Tally the lines that include the word "accessibility" and reply with nothing but the total.

=-=-=

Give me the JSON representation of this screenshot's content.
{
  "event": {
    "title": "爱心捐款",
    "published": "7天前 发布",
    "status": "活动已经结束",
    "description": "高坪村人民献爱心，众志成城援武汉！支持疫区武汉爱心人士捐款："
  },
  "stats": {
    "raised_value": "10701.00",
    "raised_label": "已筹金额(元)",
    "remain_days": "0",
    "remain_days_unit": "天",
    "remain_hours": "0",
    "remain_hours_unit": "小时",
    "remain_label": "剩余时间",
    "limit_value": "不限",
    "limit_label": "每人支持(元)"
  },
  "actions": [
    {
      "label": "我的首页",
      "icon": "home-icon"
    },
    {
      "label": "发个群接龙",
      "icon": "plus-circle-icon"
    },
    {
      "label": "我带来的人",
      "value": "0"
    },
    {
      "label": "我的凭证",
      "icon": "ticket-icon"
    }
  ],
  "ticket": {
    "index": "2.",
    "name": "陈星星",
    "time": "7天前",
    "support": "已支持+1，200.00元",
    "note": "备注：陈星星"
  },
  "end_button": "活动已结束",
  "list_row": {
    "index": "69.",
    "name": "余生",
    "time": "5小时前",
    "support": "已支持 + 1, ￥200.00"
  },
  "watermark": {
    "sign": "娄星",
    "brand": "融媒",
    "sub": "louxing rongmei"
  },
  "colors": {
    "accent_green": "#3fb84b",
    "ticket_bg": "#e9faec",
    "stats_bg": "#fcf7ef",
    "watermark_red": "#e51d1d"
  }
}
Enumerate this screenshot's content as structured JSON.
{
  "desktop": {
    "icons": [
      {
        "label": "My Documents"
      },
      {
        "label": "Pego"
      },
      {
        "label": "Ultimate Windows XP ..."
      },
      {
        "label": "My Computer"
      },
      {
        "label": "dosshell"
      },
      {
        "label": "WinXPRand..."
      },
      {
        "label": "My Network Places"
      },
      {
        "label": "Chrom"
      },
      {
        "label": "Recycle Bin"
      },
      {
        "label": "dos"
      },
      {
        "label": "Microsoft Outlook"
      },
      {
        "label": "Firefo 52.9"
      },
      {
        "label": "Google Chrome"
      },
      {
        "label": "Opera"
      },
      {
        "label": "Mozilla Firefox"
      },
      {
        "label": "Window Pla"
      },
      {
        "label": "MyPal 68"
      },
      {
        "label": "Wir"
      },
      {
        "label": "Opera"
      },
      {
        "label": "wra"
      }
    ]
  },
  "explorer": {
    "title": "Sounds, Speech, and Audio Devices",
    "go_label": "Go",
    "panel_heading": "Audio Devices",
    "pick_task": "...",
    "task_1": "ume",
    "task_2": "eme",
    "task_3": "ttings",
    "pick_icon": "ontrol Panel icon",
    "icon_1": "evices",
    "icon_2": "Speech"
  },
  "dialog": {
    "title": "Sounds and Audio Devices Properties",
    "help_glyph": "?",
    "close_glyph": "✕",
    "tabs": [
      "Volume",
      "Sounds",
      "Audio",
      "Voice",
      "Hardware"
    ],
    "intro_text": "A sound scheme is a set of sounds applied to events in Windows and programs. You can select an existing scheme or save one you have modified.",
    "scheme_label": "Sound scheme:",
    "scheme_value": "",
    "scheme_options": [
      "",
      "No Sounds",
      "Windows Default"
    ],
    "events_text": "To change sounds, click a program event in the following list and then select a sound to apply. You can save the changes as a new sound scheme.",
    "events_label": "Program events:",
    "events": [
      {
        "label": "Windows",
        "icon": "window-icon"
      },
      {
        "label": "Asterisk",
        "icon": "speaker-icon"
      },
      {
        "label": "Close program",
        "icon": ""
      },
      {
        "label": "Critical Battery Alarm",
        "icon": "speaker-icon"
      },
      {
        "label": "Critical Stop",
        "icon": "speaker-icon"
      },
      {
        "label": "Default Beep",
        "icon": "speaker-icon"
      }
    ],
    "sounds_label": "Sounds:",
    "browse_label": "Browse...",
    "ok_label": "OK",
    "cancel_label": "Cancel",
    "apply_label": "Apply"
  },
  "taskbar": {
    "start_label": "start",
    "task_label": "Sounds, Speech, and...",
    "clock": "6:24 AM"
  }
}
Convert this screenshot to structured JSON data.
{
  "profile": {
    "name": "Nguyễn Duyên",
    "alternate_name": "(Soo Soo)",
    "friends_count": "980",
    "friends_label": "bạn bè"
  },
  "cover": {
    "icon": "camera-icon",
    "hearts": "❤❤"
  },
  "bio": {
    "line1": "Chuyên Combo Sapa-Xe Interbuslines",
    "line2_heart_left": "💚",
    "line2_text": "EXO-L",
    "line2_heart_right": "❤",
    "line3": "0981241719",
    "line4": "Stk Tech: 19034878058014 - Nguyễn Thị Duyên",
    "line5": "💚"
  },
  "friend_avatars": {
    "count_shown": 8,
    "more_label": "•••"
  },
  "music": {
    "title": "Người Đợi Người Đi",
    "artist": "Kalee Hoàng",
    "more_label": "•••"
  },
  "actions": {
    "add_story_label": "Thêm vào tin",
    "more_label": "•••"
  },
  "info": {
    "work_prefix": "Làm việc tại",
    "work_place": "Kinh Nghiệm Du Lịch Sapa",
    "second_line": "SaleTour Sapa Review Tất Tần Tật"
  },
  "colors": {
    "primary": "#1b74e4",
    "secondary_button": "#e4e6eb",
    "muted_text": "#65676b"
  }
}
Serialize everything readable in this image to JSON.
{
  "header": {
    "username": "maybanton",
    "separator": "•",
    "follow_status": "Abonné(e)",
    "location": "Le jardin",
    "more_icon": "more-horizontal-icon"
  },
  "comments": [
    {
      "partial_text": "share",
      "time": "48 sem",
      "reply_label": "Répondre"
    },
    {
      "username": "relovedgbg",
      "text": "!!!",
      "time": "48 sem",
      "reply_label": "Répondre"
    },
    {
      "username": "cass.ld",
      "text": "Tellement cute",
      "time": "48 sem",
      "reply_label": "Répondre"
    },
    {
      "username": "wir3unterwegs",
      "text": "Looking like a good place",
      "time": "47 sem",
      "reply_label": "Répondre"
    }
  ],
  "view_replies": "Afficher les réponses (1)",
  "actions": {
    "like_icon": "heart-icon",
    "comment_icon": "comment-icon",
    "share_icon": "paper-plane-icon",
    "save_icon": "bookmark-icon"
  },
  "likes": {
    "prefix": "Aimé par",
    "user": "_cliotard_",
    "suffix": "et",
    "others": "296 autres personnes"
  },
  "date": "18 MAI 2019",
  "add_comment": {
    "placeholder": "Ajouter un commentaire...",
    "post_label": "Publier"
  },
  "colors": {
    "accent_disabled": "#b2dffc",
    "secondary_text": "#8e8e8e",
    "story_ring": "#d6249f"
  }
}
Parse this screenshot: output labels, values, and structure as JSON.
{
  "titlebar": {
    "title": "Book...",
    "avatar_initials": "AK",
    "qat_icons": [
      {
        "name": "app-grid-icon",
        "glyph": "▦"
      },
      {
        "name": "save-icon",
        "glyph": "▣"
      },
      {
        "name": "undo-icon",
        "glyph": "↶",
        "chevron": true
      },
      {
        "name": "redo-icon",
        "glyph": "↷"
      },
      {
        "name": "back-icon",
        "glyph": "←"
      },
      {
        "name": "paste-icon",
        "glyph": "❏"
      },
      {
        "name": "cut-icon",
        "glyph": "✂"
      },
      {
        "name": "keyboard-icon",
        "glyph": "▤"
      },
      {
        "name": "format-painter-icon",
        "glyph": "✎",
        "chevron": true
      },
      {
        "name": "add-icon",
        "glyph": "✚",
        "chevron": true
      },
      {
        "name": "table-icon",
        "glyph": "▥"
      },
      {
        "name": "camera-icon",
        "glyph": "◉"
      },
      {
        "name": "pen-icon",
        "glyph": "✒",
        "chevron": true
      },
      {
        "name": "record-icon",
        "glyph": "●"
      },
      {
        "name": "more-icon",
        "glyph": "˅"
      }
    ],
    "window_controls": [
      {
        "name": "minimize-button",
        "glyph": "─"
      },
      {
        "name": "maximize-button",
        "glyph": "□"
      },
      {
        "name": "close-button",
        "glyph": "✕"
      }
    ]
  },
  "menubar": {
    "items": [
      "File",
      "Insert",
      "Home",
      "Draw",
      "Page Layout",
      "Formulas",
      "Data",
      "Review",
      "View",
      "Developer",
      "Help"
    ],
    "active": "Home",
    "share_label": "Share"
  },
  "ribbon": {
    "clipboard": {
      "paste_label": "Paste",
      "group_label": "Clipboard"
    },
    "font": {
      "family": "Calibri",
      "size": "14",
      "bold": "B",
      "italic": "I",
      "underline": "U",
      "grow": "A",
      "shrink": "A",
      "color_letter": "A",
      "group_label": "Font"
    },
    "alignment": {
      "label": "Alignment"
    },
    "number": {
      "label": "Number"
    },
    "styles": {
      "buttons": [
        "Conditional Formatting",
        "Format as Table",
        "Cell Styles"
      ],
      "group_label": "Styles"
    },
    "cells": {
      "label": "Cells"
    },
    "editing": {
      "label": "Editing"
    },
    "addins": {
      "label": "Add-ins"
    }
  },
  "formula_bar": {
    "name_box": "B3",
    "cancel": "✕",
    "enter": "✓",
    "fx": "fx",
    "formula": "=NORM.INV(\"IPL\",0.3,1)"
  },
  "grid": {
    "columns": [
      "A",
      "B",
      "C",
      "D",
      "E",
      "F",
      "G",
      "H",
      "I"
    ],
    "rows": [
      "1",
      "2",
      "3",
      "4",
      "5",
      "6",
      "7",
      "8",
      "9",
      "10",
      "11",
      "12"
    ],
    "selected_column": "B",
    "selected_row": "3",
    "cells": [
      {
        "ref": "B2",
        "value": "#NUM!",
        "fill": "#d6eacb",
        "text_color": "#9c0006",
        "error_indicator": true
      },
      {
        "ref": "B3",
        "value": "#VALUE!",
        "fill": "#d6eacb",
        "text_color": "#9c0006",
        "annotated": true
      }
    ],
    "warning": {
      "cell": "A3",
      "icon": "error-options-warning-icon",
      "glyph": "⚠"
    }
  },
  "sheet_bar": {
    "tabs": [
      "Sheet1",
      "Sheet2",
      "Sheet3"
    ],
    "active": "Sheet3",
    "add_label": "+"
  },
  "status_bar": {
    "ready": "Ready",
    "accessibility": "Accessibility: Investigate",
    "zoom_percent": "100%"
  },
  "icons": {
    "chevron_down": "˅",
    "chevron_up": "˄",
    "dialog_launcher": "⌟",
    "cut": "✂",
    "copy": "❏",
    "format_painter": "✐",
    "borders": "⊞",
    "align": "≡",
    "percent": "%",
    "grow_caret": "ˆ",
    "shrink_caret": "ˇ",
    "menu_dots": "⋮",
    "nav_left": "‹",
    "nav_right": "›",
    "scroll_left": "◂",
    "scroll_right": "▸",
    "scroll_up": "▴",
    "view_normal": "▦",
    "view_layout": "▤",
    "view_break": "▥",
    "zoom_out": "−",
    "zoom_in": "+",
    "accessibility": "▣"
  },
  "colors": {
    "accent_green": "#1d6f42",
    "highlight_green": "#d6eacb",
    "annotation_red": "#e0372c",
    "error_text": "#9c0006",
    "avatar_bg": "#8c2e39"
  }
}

=-=-=

- Written solution:
2